#### [What the task requires]
Copy out the listing lines again without changes, from the line with "x-tick-label: 1200 <box>474 560 533 586</box>" to the line with "x-tick-label: 1800 <box>627 560 686 586</box>", both included.

#### [Extracted entries]
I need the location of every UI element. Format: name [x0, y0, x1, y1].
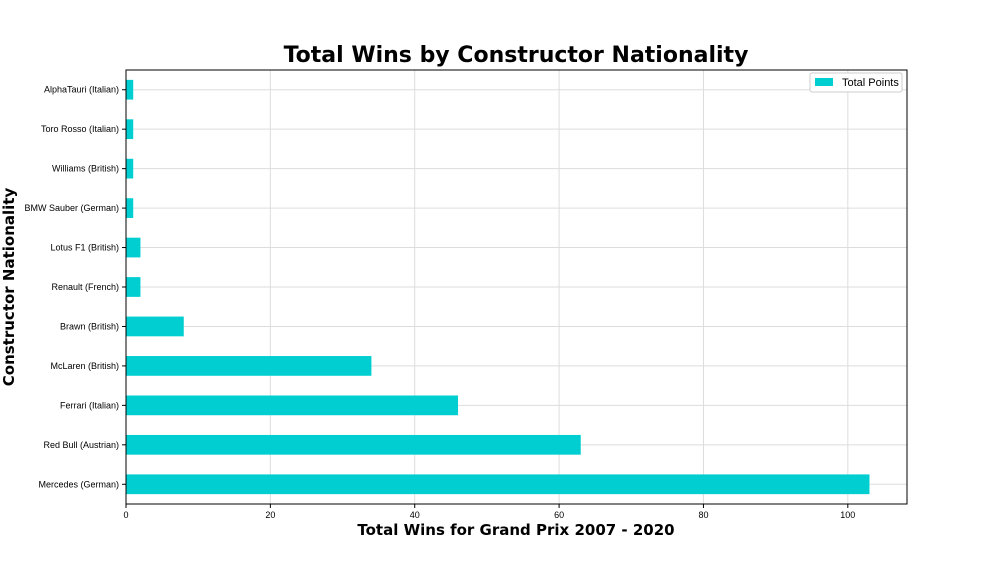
bar: [126, 474, 870, 495]
x-axis-title: Total Wins for Grand Prix 2007 - 2020: [357, 521, 674, 539]
bar: [126, 395, 459, 416]
y-tick-label: McLaren (British): [50, 361, 119, 371]
y-axis-title: Constructor Nationality: [0, 188, 18, 387]
x-tick-label: 60: [554, 510, 564, 520]
bar: [126, 356, 372, 376]
legend-swatch: [815, 78, 833, 86]
chart-title: Total Wins by Constructor Nationality: [284, 43, 749, 68]
y-tick-labels: Mercedes (German) Red Bull (Austrian) Ferr…: [24, 85, 126, 489]
y-tick-label: Lotus F1 (British): [50, 243, 119, 253]
x-tick-label: 80: [698, 510, 708, 520]
bar: [126, 237, 141, 258]
x-tick-label: 40: [410, 510, 420, 520]
legend-label: Total Points: [842, 77, 899, 89]
y-tick-label: Mercedes (German): [38, 479, 119, 489]
y-tick-label: Renault (French): [51, 282, 119, 292]
bar: [126, 277, 141, 297]
y-tick-label: AlphaTauri (Italian): [44, 85, 119, 95]
y-tick-label: Red Bull (Austrian): [43, 440, 119, 450]
bar: [126, 79, 134, 100]
y-tick-label: Ferrari (Italian): [60, 400, 119, 410]
y-tick-label: Toro Rosso (Italian): [41, 124, 119, 134]
bar: [126, 434, 581, 455]
y-tick-label: Williams (British): [52, 164, 119, 174]
x-tick-label: 100: [840, 510, 855, 520]
bar: [126, 198, 134, 218]
bar: [126, 158, 134, 179]
bar: [126, 316, 184, 337]
legend-box: [809, 72, 903, 93]
y-tick-label: Brawn (British): [60, 321, 119, 331]
x-tick-labels: 0 20 40 60 80 100: [123, 504, 855, 520]
legend: Total Points: [809, 72, 903, 93]
grid: [125, 70, 907, 504]
x-tick-label: 20: [265, 510, 275, 520]
x-tick-label: 0: [123, 510, 128, 520]
bar: [126, 119, 134, 140]
y-tick-label: BMW Sauber (German): [24, 203, 119, 213]
bars: [126, 79, 870, 495]
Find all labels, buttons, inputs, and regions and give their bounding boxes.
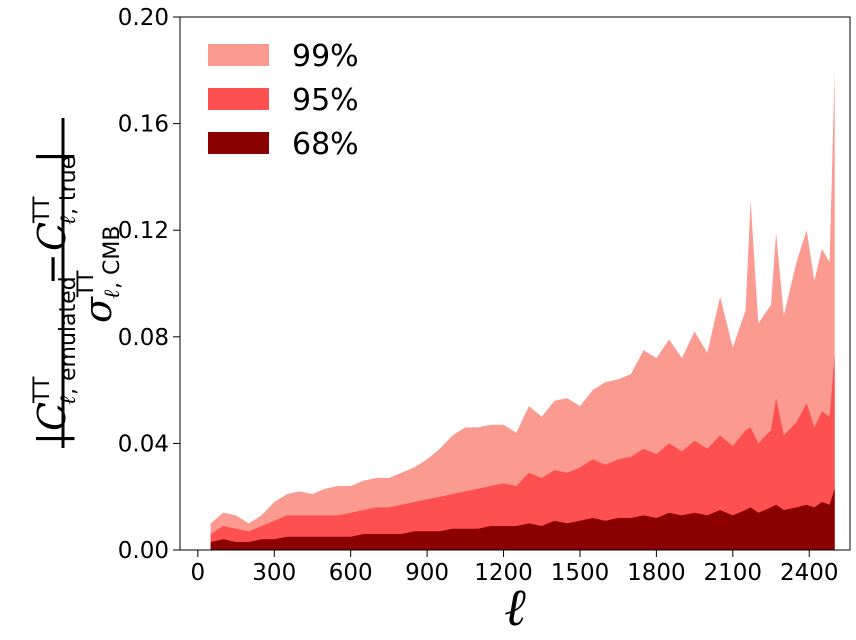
x-tick-label: 1200 <box>474 560 533 586</box>
svg-text:C: C <box>30 222 74 251</box>
y-tick-label: 0.04 <box>118 431 169 457</box>
y-tick-label: 0.12 <box>118 218 169 244</box>
x-tick-label: 0 <box>191 560 206 586</box>
x-axis: 0 300 600 900 1200 1500 1800 2100 2400 <box>191 550 839 586</box>
series-area-3 <box>210 488 835 550</box>
legend-swatch <box>208 88 269 110</box>
y-tick-label: 0.20 <box>118 5 169 31</box>
x-tick-label: 600 <box>329 560 373 586</box>
legend-label: 95% <box>292 83 359 118</box>
svg-text:σ: σ <box>76 296 120 323</box>
x-tick-label: 1500 <box>551 560 610 586</box>
svg-text:ℓ: ℓ <box>56 395 81 405</box>
svg-text:−: − <box>30 253 74 285</box>
x-axis-label: ℓ <box>504 578 526 638</box>
series-area-1 <box>210 70 835 551</box>
x-tick-label: 1800 <box>627 560 686 586</box>
series-layer <box>210 70 835 551</box>
y-tick-label: 0.08 <box>118 325 169 351</box>
legend-label: 99% <box>292 39 359 74</box>
svg-text:TT: TT <box>30 196 55 224</box>
x-tick-label: 2100 <box>704 560 763 586</box>
svg-text:ℓ: ℓ <box>100 289 125 299</box>
svg-text:|: | <box>30 432 75 445</box>
y-axis-label: | C TT ℓ , emulated − C TT ℓ , true | σ … <box>30 118 125 448</box>
legend: 99% 95% 68% <box>208 39 359 162</box>
y-axis: 0.00 0.04 0.08 0.12 0.16 0.20 <box>118 5 180 564</box>
svg-text:ℓ: ℓ <box>56 215 81 225</box>
legend-swatch <box>208 132 269 154</box>
svg-text:TT: TT <box>30 376 55 404</box>
plot-frame <box>179 16 851 551</box>
y-axis-label-numerator: | C TT ℓ , emulated − C TT ℓ , true | <box>30 150 81 445</box>
series-area-2 <box>210 355 835 550</box>
svg-text:, true: , true <box>56 156 81 215</box>
legend-swatch <box>208 44 269 66</box>
svg-text:|: | <box>30 150 75 163</box>
y-tick-label: 0.16 <box>118 112 169 138</box>
svg-text:, CMB: , CMB <box>100 226 125 289</box>
x-tick-label: 2400 <box>780 560 839 586</box>
svg-text:TT: TT <box>74 270 99 298</box>
x-tick-label: 300 <box>252 560 296 586</box>
svg-text:, emulated: , emulated <box>56 276 81 395</box>
legend-label: 68% <box>292 127 359 162</box>
y-tick-label: 0.00 <box>118 538 169 564</box>
y-axis-label-denominator: σ TT ℓ , CMB <box>74 226 125 323</box>
x-tick-label: 900 <box>405 560 449 586</box>
svg-text:C: C <box>30 402 74 431</box>
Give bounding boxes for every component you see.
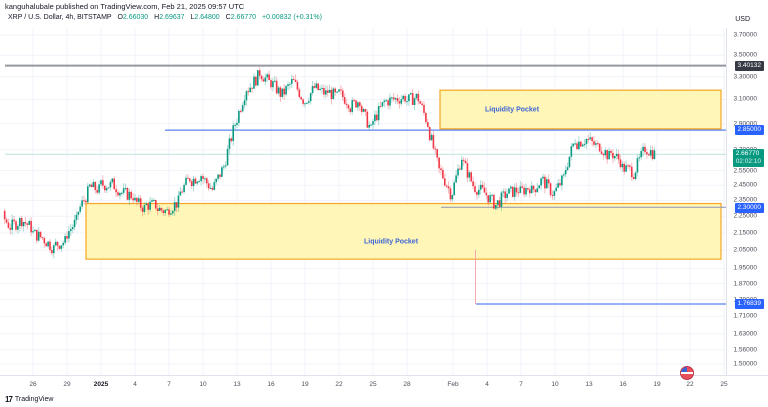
- price-tag: 2.30000: [734, 203, 764, 214]
- time-tick-label: 13: [233, 381, 241, 388]
- lower-liquidity-pocket-label: Liquidity Pocket: [363, 238, 419, 246]
- open-label: O: [117, 14, 123, 21]
- tradingview-brand: TradingView: [14, 396, 54, 403]
- price-tag: 2.85000: [734, 125, 764, 136]
- us-flag-event-icon[interactable]: [680, 366, 694, 380]
- price-tag: 2.66770 02:02:10: [732, 149, 764, 168]
- price-tick-label: 2.35000: [733, 196, 758, 204]
- time-tick-label: 29: [63, 381, 71, 388]
- time-tick-label: 2025: [93, 381, 109, 388]
- publisher-line: kanguhalubale published on TradingView.c…: [5, 2, 245, 11]
- upper-liquidity-pocket-label: Liquidity Pocket: [484, 106, 540, 113]
- price-tick-label: 3.10000: [733, 95, 758, 103]
- low-label: L: [190, 14, 195, 21]
- time-tick-label: 16: [267, 381, 275, 388]
- time-tick-label: 4: [133, 381, 137, 388]
- time-tick-label: Feb: [447, 381, 459, 388]
- price-tick-label: 3.50000: [733, 51, 758, 59]
- time-tick-label: 19: [301, 381, 309, 388]
- high-label: H: [154, 14, 160, 21]
- time-tick-label: 10: [199, 381, 207, 388]
- price-tick-label: 1.95000: [733, 264, 758, 272]
- low-value: 2.64800: [194, 14, 220, 21]
- price-tick-label: 2.90000: [733, 120, 758, 128]
- time-tick-label: 4: [485, 381, 489, 388]
- open-value: 2.66030: [122, 14, 149, 21]
- price-tag: 1.76839: [734, 299, 764, 310]
- symbol-title: XRP / U.S. Dollar, 4h, BITSTAMP: [8, 14, 112, 21]
- time-tick-label: 26: [29, 381, 37, 388]
- price-tick-label: 1.50000: [733, 360, 758, 368]
- time-tick-label: 7: [519, 381, 523, 388]
- time-tick-label: 10: [551, 381, 559, 388]
- price-tick-label: 3.30000: [733, 73, 758, 81]
- close-label: C: [225, 14, 231, 21]
- currency-label[interactable]: USD: [735, 16, 750, 23]
- price-tag: 3.40132: [734, 60, 764, 71]
- price-tick-label: 2.15000: [733, 229, 758, 237]
- time-tick-label: 25: [369, 381, 377, 388]
- high-value: 2.69637: [159, 14, 185, 21]
- time-tick-label: 13: [585, 381, 593, 388]
- price-tick-label: 1.87000: [733, 280, 758, 288]
- time-tick-label: 22: [335, 381, 343, 388]
- tradingview-logo[interactable]: 17 TradingView: [5, 395, 53, 404]
- time-tick-label: 22: [686, 381, 694, 388]
- tradingview-mark-icon: 17: [5, 395, 13, 404]
- price-tick-label: 2.25000: [733, 212, 758, 220]
- price-tick-label: 2.45000: [733, 181, 758, 189]
- time-tick-label: 19: [653, 381, 661, 388]
- price-tick-label: 1.71000: [733, 312, 758, 320]
- price-tick-label: 3.70000: [733, 31, 758, 39]
- time-tick-label: 28: [403, 381, 411, 388]
- change-value: +0.00832 (+0.31%): [261, 14, 322, 21]
- time-tick-label: 7: [167, 381, 171, 388]
- price-tick-label: 2.05000: [733, 246, 758, 254]
- time-tick-label: 25: [720, 381, 728, 388]
- price-tick-label: 1.56000: [733, 346, 758, 354]
- time-tick-label: 16: [619, 381, 627, 388]
- price-tick-label: 2.55000: [733, 167, 758, 175]
- close-value: 2.66770: [230, 14, 257, 21]
- ohlc-legend: XRP / U.S. Dollar, 4h, BITSTAMP O2.66030…: [8, 14, 322, 21]
- price-tick-label: 1.63000: [733, 330, 758, 338]
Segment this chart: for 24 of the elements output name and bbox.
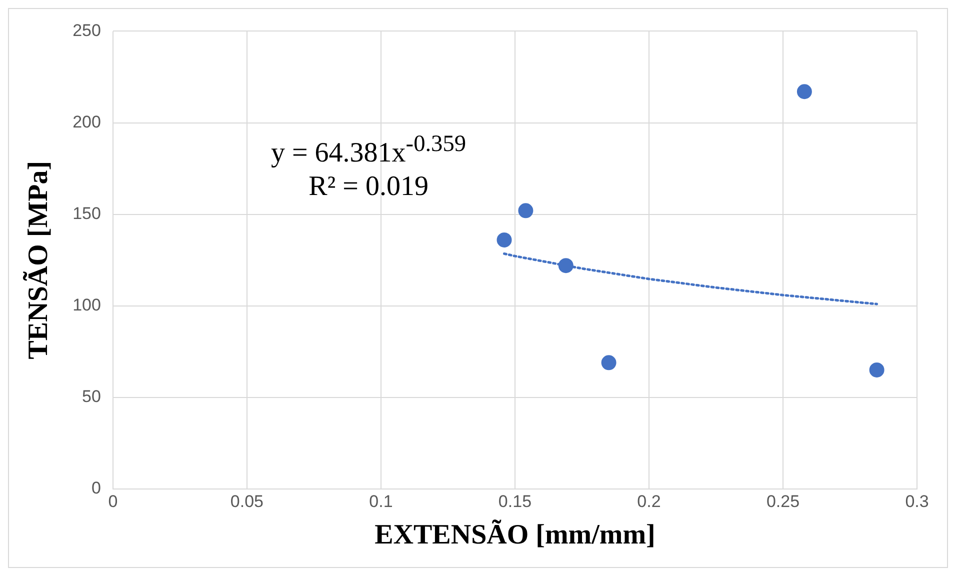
point [796,84,812,100]
x-tick-label: 0 [108,492,118,511]
x-tick-label: 0.3 [905,492,929,511]
point [869,362,884,378]
x-tick-label: 0.1 [369,492,393,511]
annotation: y = 64.381x$^{-0.359}$ [271,130,466,170]
y-tick-label: 200 [72,112,101,132]
line-series [503,252,878,306]
y-tick-label: 150 [72,204,101,224]
x-tick-label: 0.2 [637,492,661,511]
y-axis-title: TENSÃO [MPa] [22,160,54,360]
point [601,355,616,370]
x-tick-label: 0.25 [766,492,800,511]
y-tick-label: 250 [72,20,101,40]
y-tick-label: 50 [82,387,101,406]
x-tick-label: 0.15 [498,492,532,511]
annotation: R² = 0.019 [308,170,430,204]
x-axis-title: EXTENSÃO [mm/mm] [374,518,656,550]
y-tick-label: 100 [72,296,101,315]
point [496,232,512,248]
x-tick-label: 0.05 [230,492,264,511]
y-tick-label: 0 [91,478,101,498]
point [558,258,574,274]
point [518,203,534,218]
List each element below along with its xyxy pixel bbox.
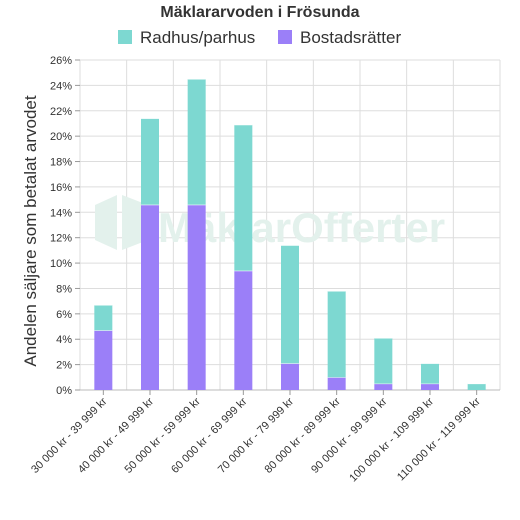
y-tick-label: 10% [50, 258, 72, 270]
bar-bostadsratter [421, 383, 439, 390]
y-tick-label: 20% [50, 131, 72, 143]
y-tick-label: 12% [50, 233, 72, 245]
bars [94, 78, 486, 390]
y-axis-ticks: 0% 2% 4% 6% 8% 10% 12% 14% 16% 18% 20% 22% 24% 26% [50, 55, 80, 397]
y-tick-label: 24% [50, 80, 72, 92]
bar-radhus [374, 337, 393, 384]
y-tick-label: 0% [56, 385, 72, 397]
legend-swatch-bostadsratter [278, 30, 292, 44]
y-tick-label: 22% [50, 106, 72, 118]
bar-radhus [141, 118, 159, 205]
bar-bostadsratter [281, 363, 299, 390]
y-tick-label: 14% [50, 207, 72, 219]
bar-bostadsratter [327, 377, 346, 390]
y-tick-label: 4% [56, 334, 72, 346]
x-tick-label: 110 000 kr - 119 999 kr [395, 395, 483, 483]
bar-radhus [421, 363, 439, 384]
legend-swatch-radhus [118, 30, 132, 44]
bar-bostadsratter [141, 204, 159, 390]
bar-bostadsratter [374, 383, 393, 390]
y-tick-label: 2% [56, 360, 72, 372]
bar-radhus [327, 291, 346, 378]
y-axis-label: Andelen säljare som betalat arvodet [21, 95, 40, 366]
watermark-logo-left [95, 195, 117, 250]
bar-radhus [467, 383, 486, 390]
bar-bostadsratter [234, 270, 253, 390]
legend-label-radhus: Radhus/parhus [140, 28, 255, 47]
bar-radhus [94, 304, 113, 331]
bar-bostadsratter [94, 330, 113, 390]
bar-radhus [187, 79, 206, 205]
x-tick-label: 30 000 kr - 39 999 kr [29, 395, 109, 475]
bar-radhus [281, 245, 299, 364]
legend: Radhus/parhus Bostadsrätter [118, 28, 401, 47]
watermark-text: MäklarOfferter [158, 204, 445, 251]
bar-radhus [234, 124, 253, 271]
x-tick-label: 100 000 kr - 109 999 kr [347, 395, 436, 484]
watermark: MäklarOfferter [95, 195, 445, 251]
y-tick-label: 26% [50, 55, 72, 67]
bar-bostadsratter [187, 204, 206, 390]
y-tick-label: 18% [50, 157, 72, 169]
chart-title: Mäklararvoden i Frösunda [160, 4, 359, 21]
y-tick-label: 6% [56, 309, 72, 321]
y-tick-label: 8% [56, 283, 72, 295]
legend-label-bostadsratter: Bostadsrätter [300, 28, 401, 47]
y-tick-label: 16% [50, 182, 72, 194]
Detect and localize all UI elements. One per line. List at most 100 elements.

#### [Result for this task]
x-tick-label: 1200 <box>474 560 533 586</box>
svg-text:C: C <box>30 222 74 251</box>
y-tick-label: 0.04 <box>118 431 169 457</box>
y-tick-label: 0.12 <box>118 218 169 244</box>
x-tick-label: 0 <box>191 560 206 586</box>
x-axis: 0 300 600 900 1200 1500 1800 2100 2400 <box>191 550 839 586</box>
series-area-3 <box>210 488 835 550</box>
legend-swatch <box>208 88 269 110</box>
y-tick-label: 0.20 <box>118 5 169 31</box>
x-tick-label: 600 <box>329 560 373 586</box>
legend-label: 95% <box>292 83 359 118</box>
svg-text:σ: σ <box>76 296 120 323</box>
x-tick-label: 1500 <box>551 560 610 586</box>
svg-text:ℓ: ℓ <box>56 395 81 405</box>
svg-text:−: − <box>30 253 74 285</box>
x-axis-label: ℓ <box>504 578 526 638</box>
series-area-1 <box>210 70 835 551</box>
x-tick-label: 1800 <box>627 560 686 586</box>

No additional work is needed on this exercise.